### Request
Copy every line from the material below that holds "Stripes".

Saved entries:
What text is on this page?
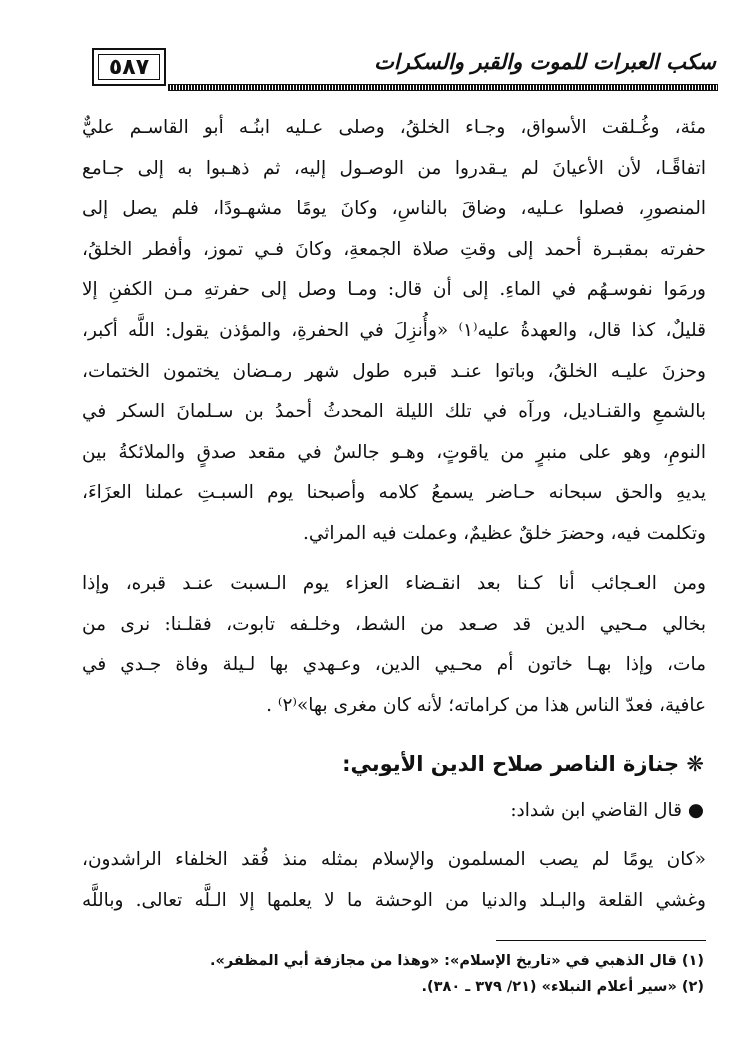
٥٨٧	سكب العبرات للموت والقبر والسكرات
مئة، وغُـلقت الأسواق، وجـاء الخلقُ، وصلى عـليه ابنُـه أبو القاسـم عليٌّ
اتفاقًـا، لأن الأعيانَ لم يـقدروا من الوصـول إليه، ثم ذهـبوا به إلى جـامع
المنصورِ، فصلوا عـليه، وضاقَ بالناسِ، وكانَ يومًا مشهـودًا، فلم يصل إلى
حفرته بمقبـرة أحمد إلى وقتِ صلاة الجمعةِ، وكانَ فـي تموز، وأفطر الخلقُ،
ورمَوا نفوسـهُم في الماءِ. إلى أن قال: ومـا وصل إلى حفرتهِ مـن الكفنِ إلا
قليلٌ، كذا قال، والعهدةُ عليه⁽١⁾ «وأُنزِلَ في الحفرةِ، والمؤذن يقول: اللَّه أكبر،
وحزنَ عليـه الخلقُ، وباتوا عنـد قبره طول شهر رمـضان يختمون الختمات،
بالشمعِ والقنـاديل، ورآه في تلك الليلة المحدثُ أحمدُ بن سـلمانَ السكر في
النومِ، وهو على منبرٍ من ياقوتٍ، وهـو جالسٌ في مقعد صدقٍ والملائكةُ بين
يديهِ والحق سبحانه حـاضر يسمعُ كلامه وأصبحنا يوم السبـتِ عملنا العزَاءَ،
وتكلمت فيه، وحضرَ خلقٌ عظيمٌ، وعملت فيه المراثي.
ومن العـجائب أنا كـنا بعد انقـضاء العزاء يوم الـسبت عنـد قبره، وإذا
بخالي مـحيي الدين قد صـعد من الشط، وخلـفه تابوت، فقلـنا: نرى من
مات، وإذا بهـا خاتون أم محـيي الدين، وعـهدي بها لـيلة وفاة جـدي في
عافية، فعدّ الناس هذا من كراماته؛ لأنه كان مغرى بها»⁽٢⁾ .
❋ جنازة الناصر صلاح الدين الأيوبي:
● قال القاضي ابن شداد:
«كان يومًا لم يصب المسلمون والإسلام بمثله منذ فُقد الخلفاء الراشدون،
وغشي القلعة والبـلد والدنيا من الوحشة ما لا يعلمها إلا الـلَّه تعالى. وباللَّه
(١) قال الذهبي في «تاريخ الإسلام»: «وهذا من مجازفة أبي المظفر».
(٢) «سير أعلام النبلاء» (٢١/ ٣٧٩ ـ ٣٨٠).
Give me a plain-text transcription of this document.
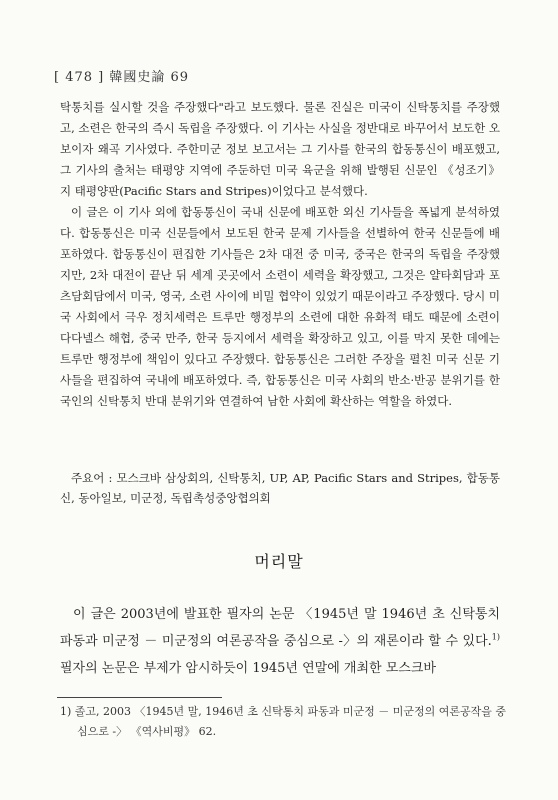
[ 478 ] 韓國史論 69

탁통치를 실시할 것을 주장했다"라고 보도했다. 물론 진실은 미국이 신탁통치를 주장했고, 소련은 한국의 즉시 독립을 주장했다. 이 기사는 사실을 정반대로 바꾸어서 보도한 오보이자 왜곡 기사였다. 주한미군 정보 보고서는 그 기사를 한국의 합동통신이 배포했고, 그 기사의 출처는 태평양 지역에 주둔하던 미국 육군을 위해 발행된 신문인 《성조기》지 태평양판(Pacific Stars and Stripes)이었다고 분석했다.

이 글은 이 기사 외에 합동통신이 국내 신문에 배포한 외신 기사들을 폭넓게 분석하였다. 합동통신은 미국 신문들에서 보도된 한국 문제 기사들을 선별하여 한국 신문들에 배포하였다. 합동통신이 편집한 기사들은 2차 대전 중 미국, 중국은 한국의 독립을 주장했지만, 2차 대전이 끝난 뒤 세계 곳곳에서 소련이 세력을 확장했고, 그것은 얄타회담과 포츠담회담에서 미국, 영국, 소련 사이에 비밀 협약이 있었기 때문이라고 주장했다. 당시 미국 사회에서 극우 정치세력은 트루만 행정부의 소련에 대한 유화적 태도 때문에 소련이 다다넬스 해협, 중국 만주, 한국 등지에서 세력을 확장하고 있고, 이를 막지 못한 데에는 트루만 행정부에 책임이 있다고 주장했다. 합동통신은 그러한 주장을 펼친 미국 신문 기사들을 편집하여 국내에 배포하였다. 즉, 합동통신은 미국 사회의 반소·반공 분위기를 한국인의 신탁통치 반대 분위기와 연결하여 남한 사회에 확산하는 역할을 하였다.

주요어 : 모스크바 삼상회의, 신탁통치, UP, AP, Pacific Stars and Stripes, 합동통신, 동아일보, 미군정, 독립촉성중앙협의회
머리말
이 글은 2003년에 발표한 필자의 논문 〈1945년 말 1946년 초 신탁통치 파동과 미군정 － 미군정의 여론공작을 중심으로 -〉의 재론이라 할 수 있다.$^{1)}$ 필자의 논문은 부제가 암시하듯이 1945년 연말에 개최한 모스크바
1) 졸고, 2003 〈1945년 말, 1946년 초 신탁통치 파동과 미군정 － 미군정의 여론공작을 중심으로 -〉 《역사비평》 62.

### Response
탁통치를 실시할 것을 주장했다"라고 보도했다. 물론 진실은 미국이 신탁통치를 주장했고, 소련은 한국의 즉시 독립을 주장했다. 이 기사는 사실을 정반대로 바꾸어서 보도한 오보이자 왜곡 기사였다. 주한미군 정보 보고서는 그 기사를 한국의 합동통신이 배포했고, 그 기사의 출처는 태평양 지역에 주둔하던 미국 육군을 위해 발행된 신문인 《성조기》지 태평양판(Pacific Stars and Stripes)이었다고 분석했다.
주요어 : 모스크바 삼상회의, 신탁통치, UP, AP, Pacific Stars and Stripes, 합동통신, 동아일보, 미군정, 독립촉성중앙협의회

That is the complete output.